Directions: Search the listing below for the word "above" and copy each line that holds it.

Data:
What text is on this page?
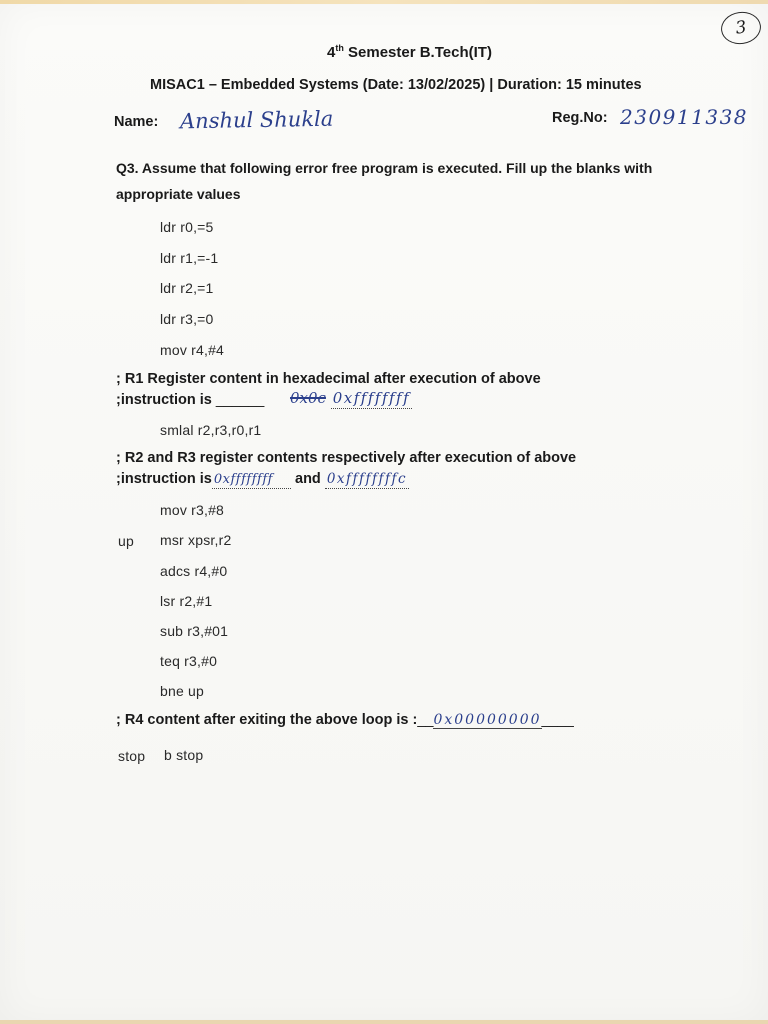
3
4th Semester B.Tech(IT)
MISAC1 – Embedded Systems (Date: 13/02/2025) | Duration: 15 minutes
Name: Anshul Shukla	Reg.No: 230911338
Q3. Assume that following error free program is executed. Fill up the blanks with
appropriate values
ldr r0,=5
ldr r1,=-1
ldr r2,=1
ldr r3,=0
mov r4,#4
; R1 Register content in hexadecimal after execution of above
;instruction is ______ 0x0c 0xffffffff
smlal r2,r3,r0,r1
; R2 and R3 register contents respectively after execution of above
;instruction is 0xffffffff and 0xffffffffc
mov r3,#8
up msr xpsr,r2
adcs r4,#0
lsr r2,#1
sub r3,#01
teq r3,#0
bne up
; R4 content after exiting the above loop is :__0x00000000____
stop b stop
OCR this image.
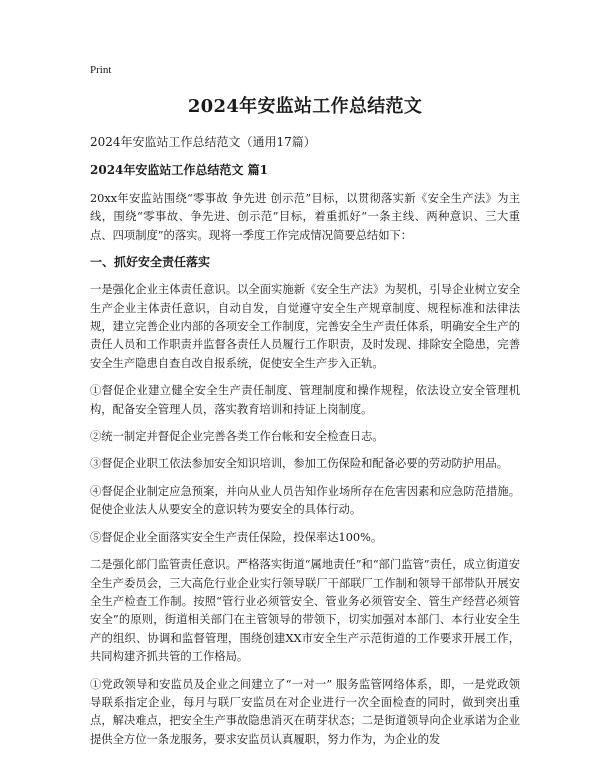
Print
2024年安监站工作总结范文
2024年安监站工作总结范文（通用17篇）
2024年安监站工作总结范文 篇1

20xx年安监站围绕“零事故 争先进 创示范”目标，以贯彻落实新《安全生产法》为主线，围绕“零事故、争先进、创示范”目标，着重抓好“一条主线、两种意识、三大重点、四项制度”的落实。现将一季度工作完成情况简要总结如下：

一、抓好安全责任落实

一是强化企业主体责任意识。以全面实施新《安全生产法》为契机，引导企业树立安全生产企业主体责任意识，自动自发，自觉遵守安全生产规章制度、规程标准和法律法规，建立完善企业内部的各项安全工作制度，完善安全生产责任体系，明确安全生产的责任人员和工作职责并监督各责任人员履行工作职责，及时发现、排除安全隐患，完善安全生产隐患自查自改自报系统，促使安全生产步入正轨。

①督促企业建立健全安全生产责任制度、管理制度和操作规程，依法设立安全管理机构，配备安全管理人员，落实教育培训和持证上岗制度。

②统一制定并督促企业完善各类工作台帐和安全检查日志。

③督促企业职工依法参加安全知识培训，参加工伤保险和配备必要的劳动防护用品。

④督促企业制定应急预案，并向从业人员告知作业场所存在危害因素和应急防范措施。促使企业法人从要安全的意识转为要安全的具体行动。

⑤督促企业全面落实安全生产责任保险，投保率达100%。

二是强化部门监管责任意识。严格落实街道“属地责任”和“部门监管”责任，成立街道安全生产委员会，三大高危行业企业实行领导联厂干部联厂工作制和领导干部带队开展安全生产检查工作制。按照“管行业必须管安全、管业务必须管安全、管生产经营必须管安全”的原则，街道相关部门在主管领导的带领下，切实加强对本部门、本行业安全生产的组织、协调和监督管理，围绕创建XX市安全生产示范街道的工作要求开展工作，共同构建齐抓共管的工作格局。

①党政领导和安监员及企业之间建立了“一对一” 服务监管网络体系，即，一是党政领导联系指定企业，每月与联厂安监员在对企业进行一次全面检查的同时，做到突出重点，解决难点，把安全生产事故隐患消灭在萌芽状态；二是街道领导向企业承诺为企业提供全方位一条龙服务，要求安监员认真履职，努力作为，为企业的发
---
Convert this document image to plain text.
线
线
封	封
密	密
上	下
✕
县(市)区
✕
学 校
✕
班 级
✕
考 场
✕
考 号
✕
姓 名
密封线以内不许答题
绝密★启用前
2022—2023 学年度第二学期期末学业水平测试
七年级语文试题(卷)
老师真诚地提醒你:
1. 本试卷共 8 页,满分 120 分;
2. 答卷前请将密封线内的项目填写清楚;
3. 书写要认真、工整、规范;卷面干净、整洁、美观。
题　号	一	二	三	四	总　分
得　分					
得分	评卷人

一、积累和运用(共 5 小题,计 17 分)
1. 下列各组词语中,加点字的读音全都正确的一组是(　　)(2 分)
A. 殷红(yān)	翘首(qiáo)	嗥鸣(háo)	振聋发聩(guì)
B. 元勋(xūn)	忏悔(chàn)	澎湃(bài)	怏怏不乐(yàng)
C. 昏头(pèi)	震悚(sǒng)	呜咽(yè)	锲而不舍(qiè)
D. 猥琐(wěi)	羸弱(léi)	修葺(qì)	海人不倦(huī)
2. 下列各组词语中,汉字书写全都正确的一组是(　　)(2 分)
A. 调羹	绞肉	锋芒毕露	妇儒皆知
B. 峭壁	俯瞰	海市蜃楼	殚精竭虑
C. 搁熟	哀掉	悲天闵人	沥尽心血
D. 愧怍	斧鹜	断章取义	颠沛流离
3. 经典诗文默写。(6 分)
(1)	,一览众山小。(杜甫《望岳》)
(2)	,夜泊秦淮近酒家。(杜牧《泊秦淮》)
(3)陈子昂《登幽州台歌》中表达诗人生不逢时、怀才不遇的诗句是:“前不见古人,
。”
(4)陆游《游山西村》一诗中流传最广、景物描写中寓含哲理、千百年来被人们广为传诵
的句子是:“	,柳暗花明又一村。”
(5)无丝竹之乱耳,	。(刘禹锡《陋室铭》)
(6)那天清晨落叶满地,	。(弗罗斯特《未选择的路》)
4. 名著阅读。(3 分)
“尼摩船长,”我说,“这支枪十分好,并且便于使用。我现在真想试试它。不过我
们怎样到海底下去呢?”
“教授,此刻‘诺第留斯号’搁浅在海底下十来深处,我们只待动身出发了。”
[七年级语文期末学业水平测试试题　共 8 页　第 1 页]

Result of this task:
; R1 Register content in hexadecimal after execution of above
; R2 and R3 register contents respectively after execution of above
; R4 content after exiting the above loop is :__0x00000000____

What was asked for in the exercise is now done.